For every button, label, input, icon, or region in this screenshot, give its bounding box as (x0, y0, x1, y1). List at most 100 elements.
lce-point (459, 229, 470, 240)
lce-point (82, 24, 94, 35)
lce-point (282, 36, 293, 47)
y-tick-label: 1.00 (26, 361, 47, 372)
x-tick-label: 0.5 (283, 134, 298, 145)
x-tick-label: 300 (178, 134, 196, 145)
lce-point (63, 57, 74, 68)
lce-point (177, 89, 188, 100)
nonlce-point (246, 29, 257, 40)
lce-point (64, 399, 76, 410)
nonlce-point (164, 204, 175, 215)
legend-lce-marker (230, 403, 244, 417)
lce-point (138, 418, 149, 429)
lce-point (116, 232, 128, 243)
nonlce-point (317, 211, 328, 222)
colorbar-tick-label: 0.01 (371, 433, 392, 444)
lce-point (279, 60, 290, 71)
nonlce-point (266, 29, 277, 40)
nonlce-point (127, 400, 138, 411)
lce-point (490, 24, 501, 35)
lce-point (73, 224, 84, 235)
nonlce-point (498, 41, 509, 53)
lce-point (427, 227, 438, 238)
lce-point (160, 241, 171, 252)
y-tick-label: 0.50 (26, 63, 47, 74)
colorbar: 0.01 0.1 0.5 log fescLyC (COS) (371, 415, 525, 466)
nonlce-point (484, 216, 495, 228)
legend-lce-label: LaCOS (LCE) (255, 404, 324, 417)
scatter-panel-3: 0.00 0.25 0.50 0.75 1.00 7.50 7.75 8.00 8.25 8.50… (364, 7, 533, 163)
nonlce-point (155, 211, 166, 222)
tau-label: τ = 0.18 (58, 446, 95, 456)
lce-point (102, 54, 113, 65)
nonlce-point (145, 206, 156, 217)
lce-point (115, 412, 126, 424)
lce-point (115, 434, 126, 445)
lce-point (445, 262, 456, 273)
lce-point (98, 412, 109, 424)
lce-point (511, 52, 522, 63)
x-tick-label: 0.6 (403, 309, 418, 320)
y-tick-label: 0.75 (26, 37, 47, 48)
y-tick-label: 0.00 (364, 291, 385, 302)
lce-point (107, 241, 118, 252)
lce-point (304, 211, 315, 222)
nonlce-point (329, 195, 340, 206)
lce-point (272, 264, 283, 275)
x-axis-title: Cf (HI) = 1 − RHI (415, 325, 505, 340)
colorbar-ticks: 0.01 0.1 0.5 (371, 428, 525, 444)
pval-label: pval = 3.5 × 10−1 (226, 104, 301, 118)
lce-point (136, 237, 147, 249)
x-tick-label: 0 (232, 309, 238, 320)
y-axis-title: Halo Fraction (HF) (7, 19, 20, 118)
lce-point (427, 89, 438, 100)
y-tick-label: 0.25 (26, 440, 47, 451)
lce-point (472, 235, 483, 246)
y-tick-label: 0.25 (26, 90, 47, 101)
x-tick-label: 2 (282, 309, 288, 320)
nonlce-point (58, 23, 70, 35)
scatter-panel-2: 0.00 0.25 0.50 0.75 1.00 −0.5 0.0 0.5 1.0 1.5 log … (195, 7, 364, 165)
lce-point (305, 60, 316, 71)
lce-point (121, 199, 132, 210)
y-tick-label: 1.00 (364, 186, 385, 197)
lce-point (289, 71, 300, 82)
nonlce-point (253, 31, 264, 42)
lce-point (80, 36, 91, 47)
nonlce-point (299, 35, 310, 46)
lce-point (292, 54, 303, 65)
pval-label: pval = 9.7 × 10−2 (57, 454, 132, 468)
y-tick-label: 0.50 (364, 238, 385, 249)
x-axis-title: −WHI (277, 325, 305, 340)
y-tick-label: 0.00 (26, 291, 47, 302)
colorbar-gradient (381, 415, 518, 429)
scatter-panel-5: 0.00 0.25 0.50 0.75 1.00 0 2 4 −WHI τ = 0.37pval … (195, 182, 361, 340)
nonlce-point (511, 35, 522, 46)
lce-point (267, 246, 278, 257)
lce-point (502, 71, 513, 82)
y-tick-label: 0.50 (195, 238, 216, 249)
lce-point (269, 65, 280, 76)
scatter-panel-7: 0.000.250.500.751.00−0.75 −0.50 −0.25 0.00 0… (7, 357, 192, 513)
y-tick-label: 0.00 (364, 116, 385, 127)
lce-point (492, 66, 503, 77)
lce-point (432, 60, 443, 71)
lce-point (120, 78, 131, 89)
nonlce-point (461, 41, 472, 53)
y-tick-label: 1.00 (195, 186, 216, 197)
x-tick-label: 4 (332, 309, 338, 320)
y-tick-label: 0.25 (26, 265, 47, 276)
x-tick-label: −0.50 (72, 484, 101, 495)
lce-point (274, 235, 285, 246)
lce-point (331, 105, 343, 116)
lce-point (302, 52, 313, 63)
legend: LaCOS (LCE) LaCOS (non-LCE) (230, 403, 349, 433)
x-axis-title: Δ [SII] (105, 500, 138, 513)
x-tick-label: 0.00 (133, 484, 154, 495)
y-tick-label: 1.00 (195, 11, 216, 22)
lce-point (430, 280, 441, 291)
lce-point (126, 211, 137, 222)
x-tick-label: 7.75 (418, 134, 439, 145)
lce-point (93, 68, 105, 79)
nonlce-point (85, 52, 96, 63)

____________

Recopiez fidèlement l'ensemble des lignes ci-dessus, sans en modifier aucune.

For every button, label, input, icon, or region in this screenshot, give its bounding box as (x0, y0, x1, y1). List at most 100 elements.
lce-point (459, 229, 470, 240)
lce-point (82, 24, 94, 35)
lce-point (282, 36, 293, 47)
y-tick-label: 1.00 (26, 361, 47, 372)
x-tick-label: 0.5 (283, 134, 298, 145)
x-tick-label: 300 (178, 134, 196, 145)
lce-point (63, 57, 74, 68)
lce-point (177, 89, 188, 100)
nonlce-point (246, 29, 257, 40)
lce-point (64, 399, 76, 410)
nonlce-point (164, 204, 175, 215)
legend-lce-marker (230, 403, 244, 417)
lce-point (138, 418, 149, 429)
lce-point (116, 232, 128, 243)
nonlce-point (317, 211, 328, 222)
colorbar-tick-label: 0.01 (371, 433, 392, 444)
lce-point (279, 60, 290, 71)
nonlce-point (266, 29, 277, 40)
nonlce-point (127, 400, 138, 411)
lce-point (490, 24, 501, 35)
lce-point (73, 224, 84, 235)
nonlce-point (498, 41, 509, 53)
lce-point (427, 227, 438, 238)
lce-point (160, 241, 171, 252)
y-tick-label: 0.50 (26, 63, 47, 74)
colorbar: 0.01 0.1 0.5 log fescLyC (COS) (371, 415, 525, 466)
nonlce-point (484, 216, 495, 228)
legend-lce-label: LaCOS (LCE) (255, 404, 324, 417)
scatter-panel-3: 0.00 0.25 0.50 0.75 1.00 7.50 7.75 8.00 8.25 8.50… (364, 7, 533, 163)
nonlce-point (155, 211, 166, 222)
tau-label: τ = 0.18 (58, 446, 95, 456)
lce-point (102, 54, 113, 65)
nonlce-point (145, 206, 156, 217)
lce-point (115, 412, 126, 424)
lce-point (115, 434, 126, 445)
lce-point (445, 262, 456, 273)
lce-point (98, 412, 109, 424)
lce-point (511, 52, 522, 63)
x-tick-label: 0.6 (403, 309, 418, 320)
y-tick-label: 0.75 (26, 37, 47, 48)
y-tick-label: 0.00 (364, 291, 385, 302)
lce-point (107, 241, 118, 252)
lce-point (304, 211, 315, 222)
nonlce-point (329, 195, 340, 206)
lce-point (272, 264, 283, 275)
x-axis-title: Cf (HI) = 1 − RHI (415, 325, 505, 340)
colorbar-ticks: 0.01 0.1 0.5 (371, 428, 525, 444)
pval-label: pval = 3.5 × 10−1 (226, 104, 301, 118)
lce-point (136, 237, 147, 249)
x-tick-label: 0 (232, 309, 238, 320)
y-axis-title: Halo Fraction (HF) (7, 19, 20, 118)
lce-point (427, 89, 438, 100)
y-tick-label: 0.25 (26, 440, 47, 451)
lce-point (472, 235, 483, 246)
y-tick-label: 0.25 (26, 90, 47, 101)
x-tick-label: 2 (282, 309, 288, 320)
nonlce-point (58, 23, 70, 35)
scatter-panel-2: 0.00 0.25 0.50 0.75 1.00 −0.5 0.0 0.5 1.0 1.5 log … (195, 7, 364, 165)
lce-point (305, 60, 316, 71)
lce-point (121, 199, 132, 210)
y-tick-label: 1.00 (364, 186, 385, 197)
lce-point (289, 71, 300, 82)
nonlce-point (253, 31, 264, 42)
lce-point (80, 36, 91, 47)
nonlce-point (299, 35, 310, 46)
lce-point (292, 54, 303, 65)
pval-label: pval = 9.7 × 10−2 (57, 454, 132, 468)
y-tick-label: 0.50 (364, 238, 385, 249)
x-axis-title: −WHI (277, 325, 305, 340)
y-tick-label: 0.00 (26, 291, 47, 302)
colorbar-gradient (381, 415, 518, 429)
scatter-panel-5: 0.00 0.25 0.50 0.75 1.00 0 2 4 −WHI τ = 0.37pval … (195, 182, 361, 340)
nonlce-point (511, 35, 522, 46)
lce-point (267, 246, 278, 257)
lce-point (502, 71, 513, 82)
y-tick-label: 0.50 (195, 238, 216, 249)
lce-point (269, 65, 280, 76)
scatter-panel-7: 0.000.250.500.751.00−0.75 −0.50 −0.25 0.00 0… (7, 357, 192, 513)
y-tick-label: 0.00 (364, 116, 385, 127)
lce-point (492, 66, 503, 77)
lce-point (432, 60, 443, 71)
lce-point (120, 78, 131, 89)
nonlce-point (461, 41, 472, 53)
y-tick-label: 1.00 (195, 186, 216, 197)
x-tick-label: 4 (332, 309, 338, 320)
y-tick-label: 0.25 (26, 265, 47, 276)
x-tick-label: −0.50 (72, 484, 101, 495)
lce-point (274, 235, 285, 246)
lce-point (331, 105, 343, 116)
lce-point (302, 52, 313, 63)
legend: LaCOS (LCE) LaCOS (non-LCE) (230, 403, 349, 433)
x-axis-title: Δ [SII] (105, 500, 138, 513)
x-tick-label: 0.00 (133, 484, 154, 495)
y-tick-label: 1.00 (195, 11, 216, 22)
lce-point (430, 280, 441, 291)
lce-point (126, 211, 137, 222)
x-tick-label: 7.75 (418, 134, 439, 145)
lce-point (93, 68, 105, 79)
nonlce-point (85, 52, 96, 63)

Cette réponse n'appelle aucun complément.